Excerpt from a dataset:
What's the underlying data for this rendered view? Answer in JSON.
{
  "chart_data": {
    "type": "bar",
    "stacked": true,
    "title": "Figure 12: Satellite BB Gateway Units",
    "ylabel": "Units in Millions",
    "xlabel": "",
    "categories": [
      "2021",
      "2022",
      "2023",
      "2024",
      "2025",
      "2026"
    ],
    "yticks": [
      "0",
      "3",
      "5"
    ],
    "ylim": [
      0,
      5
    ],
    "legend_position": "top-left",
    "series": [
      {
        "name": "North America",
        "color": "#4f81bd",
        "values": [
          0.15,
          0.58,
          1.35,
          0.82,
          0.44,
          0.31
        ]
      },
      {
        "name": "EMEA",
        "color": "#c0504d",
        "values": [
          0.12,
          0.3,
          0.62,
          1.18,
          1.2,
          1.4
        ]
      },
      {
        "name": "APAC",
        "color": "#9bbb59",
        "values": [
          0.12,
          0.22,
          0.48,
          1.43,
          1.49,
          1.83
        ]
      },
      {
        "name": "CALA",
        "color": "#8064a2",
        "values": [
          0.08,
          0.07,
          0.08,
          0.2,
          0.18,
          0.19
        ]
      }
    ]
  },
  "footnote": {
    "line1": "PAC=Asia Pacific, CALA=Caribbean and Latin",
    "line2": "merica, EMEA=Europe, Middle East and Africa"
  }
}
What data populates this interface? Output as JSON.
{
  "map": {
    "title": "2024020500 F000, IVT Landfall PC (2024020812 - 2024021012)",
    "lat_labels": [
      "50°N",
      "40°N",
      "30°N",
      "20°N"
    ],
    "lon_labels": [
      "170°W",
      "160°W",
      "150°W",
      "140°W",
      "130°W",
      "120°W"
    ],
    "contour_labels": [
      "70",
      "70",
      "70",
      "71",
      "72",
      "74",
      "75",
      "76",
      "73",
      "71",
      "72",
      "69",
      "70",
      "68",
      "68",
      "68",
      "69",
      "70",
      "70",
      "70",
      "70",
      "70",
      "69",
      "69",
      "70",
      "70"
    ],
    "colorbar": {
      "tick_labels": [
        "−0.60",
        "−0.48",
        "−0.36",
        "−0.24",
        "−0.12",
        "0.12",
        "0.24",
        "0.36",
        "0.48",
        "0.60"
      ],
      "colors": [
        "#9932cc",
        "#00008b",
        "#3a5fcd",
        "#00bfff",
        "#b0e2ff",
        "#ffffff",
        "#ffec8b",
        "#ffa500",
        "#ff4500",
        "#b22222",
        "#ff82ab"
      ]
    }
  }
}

Requirement:
Show the lines of the records that contain the word "Units".

Result of this task:
    "title": "Figure 12: Satellite BB Gateway Units",
    "ylabel": "Units in Millions",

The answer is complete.